▼▼▼

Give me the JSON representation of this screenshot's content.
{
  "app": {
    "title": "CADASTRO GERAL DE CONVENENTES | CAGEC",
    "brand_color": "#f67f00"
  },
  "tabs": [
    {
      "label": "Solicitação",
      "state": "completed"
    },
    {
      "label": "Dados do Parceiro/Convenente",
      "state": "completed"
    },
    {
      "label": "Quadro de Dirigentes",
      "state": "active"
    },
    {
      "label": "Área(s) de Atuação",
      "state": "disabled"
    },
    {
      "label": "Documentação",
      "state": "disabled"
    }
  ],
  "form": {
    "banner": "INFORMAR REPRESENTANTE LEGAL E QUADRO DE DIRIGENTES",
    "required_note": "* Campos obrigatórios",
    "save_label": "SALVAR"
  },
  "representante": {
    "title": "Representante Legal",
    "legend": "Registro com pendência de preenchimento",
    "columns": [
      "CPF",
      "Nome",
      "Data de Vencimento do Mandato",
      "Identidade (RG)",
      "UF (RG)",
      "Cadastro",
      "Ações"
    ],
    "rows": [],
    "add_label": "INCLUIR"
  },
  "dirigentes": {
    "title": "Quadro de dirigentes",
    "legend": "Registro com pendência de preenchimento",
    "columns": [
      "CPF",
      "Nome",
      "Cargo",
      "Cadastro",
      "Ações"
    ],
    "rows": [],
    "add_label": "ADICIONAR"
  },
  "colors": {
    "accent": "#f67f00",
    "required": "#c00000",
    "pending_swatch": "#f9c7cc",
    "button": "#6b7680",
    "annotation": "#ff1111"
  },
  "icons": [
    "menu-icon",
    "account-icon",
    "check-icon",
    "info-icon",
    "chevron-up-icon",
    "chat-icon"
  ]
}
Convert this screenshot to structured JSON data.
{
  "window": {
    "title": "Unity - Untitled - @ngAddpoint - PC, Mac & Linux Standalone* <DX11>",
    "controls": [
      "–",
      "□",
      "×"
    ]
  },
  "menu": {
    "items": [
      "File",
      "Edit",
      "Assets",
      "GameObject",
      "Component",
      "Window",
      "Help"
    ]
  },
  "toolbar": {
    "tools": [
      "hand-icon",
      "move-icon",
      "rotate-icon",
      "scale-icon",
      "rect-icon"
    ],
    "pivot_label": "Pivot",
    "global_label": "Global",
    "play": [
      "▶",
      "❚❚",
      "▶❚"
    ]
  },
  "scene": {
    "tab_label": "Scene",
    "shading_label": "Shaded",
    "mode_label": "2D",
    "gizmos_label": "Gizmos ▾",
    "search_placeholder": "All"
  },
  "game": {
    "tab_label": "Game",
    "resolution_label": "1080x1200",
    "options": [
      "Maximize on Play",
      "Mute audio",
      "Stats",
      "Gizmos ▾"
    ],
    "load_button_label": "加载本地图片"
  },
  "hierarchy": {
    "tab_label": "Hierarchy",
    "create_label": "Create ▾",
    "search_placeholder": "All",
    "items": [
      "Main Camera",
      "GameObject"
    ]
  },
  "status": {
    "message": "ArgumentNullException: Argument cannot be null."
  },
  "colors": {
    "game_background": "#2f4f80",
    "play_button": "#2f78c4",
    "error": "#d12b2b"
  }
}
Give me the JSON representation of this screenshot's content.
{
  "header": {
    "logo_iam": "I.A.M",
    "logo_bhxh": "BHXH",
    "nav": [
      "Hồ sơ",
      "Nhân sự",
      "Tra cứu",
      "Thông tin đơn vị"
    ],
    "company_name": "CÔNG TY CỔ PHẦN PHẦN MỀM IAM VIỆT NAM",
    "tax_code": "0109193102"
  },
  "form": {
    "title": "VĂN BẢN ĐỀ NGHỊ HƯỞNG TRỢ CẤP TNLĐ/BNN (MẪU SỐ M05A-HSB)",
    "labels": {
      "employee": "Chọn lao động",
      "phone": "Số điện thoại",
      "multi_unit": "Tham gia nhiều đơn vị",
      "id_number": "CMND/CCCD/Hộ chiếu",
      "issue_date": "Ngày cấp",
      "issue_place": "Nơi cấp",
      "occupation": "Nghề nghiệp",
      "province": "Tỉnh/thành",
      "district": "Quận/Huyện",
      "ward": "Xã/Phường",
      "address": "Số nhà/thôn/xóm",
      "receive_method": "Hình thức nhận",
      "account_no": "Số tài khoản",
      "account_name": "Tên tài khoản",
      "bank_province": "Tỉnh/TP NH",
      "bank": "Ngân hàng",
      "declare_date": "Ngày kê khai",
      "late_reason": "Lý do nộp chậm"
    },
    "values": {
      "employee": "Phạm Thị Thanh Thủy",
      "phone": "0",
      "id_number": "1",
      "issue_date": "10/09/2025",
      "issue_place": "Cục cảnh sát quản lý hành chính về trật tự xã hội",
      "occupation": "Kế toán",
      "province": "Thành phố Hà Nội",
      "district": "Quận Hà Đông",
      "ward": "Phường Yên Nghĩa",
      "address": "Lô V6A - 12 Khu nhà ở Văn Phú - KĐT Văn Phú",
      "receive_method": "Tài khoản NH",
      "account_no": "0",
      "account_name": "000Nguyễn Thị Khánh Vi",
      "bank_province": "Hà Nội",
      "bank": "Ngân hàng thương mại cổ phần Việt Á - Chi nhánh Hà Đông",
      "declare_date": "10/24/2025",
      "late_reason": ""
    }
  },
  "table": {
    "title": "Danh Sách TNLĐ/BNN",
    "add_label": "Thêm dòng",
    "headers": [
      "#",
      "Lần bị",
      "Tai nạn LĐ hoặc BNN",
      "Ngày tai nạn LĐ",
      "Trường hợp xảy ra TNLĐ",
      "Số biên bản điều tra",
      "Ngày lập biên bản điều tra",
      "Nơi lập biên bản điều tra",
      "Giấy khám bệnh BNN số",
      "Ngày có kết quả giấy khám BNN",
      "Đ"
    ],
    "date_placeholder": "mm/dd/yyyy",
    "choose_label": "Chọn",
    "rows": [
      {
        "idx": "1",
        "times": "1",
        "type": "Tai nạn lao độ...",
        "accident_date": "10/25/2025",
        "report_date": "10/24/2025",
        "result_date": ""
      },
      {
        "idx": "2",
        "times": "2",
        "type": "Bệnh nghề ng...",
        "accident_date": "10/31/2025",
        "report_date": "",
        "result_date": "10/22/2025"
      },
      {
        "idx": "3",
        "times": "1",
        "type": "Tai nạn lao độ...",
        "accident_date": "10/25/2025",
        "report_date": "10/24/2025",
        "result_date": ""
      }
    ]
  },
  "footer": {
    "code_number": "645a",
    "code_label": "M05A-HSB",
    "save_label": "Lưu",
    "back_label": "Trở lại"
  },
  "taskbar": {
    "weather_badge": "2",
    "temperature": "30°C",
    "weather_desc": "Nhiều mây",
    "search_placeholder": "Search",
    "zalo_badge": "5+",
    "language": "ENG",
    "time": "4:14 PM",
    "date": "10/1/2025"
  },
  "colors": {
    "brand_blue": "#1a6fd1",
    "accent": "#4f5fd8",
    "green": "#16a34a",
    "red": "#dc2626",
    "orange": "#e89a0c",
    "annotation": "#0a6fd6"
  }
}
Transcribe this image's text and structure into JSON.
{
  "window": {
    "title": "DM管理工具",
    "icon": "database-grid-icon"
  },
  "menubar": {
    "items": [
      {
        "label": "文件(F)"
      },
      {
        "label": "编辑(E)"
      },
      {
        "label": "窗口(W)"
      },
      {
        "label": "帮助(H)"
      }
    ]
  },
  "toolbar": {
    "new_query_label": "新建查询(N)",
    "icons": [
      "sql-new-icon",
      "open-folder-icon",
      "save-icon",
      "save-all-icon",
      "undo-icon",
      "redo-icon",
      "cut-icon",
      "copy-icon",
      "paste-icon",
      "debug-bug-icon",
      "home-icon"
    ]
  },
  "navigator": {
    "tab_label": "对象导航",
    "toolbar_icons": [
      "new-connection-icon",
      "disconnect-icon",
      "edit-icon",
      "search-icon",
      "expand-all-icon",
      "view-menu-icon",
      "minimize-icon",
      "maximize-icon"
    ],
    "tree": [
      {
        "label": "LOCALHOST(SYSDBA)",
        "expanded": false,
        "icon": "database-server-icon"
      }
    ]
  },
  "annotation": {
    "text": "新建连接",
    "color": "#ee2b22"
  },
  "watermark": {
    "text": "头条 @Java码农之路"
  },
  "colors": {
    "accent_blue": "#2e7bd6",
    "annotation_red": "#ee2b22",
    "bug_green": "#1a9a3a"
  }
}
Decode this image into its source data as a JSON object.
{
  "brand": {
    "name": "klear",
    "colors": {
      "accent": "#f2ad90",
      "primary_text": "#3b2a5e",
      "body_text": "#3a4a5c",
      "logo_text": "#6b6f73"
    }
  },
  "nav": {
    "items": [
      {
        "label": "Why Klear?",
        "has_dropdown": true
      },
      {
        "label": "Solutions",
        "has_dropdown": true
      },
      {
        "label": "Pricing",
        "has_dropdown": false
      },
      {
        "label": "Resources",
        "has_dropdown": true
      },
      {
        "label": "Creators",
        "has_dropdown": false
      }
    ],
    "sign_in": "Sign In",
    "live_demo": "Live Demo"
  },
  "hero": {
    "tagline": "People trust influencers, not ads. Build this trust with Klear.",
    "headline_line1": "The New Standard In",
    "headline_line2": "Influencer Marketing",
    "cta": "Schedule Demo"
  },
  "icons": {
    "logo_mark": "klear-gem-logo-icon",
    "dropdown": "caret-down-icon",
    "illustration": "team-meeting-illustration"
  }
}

▲▲▲

Work to be completed:
Give only the number of lines in the entries above that contain the string "JSON".

Response for this exercise:
5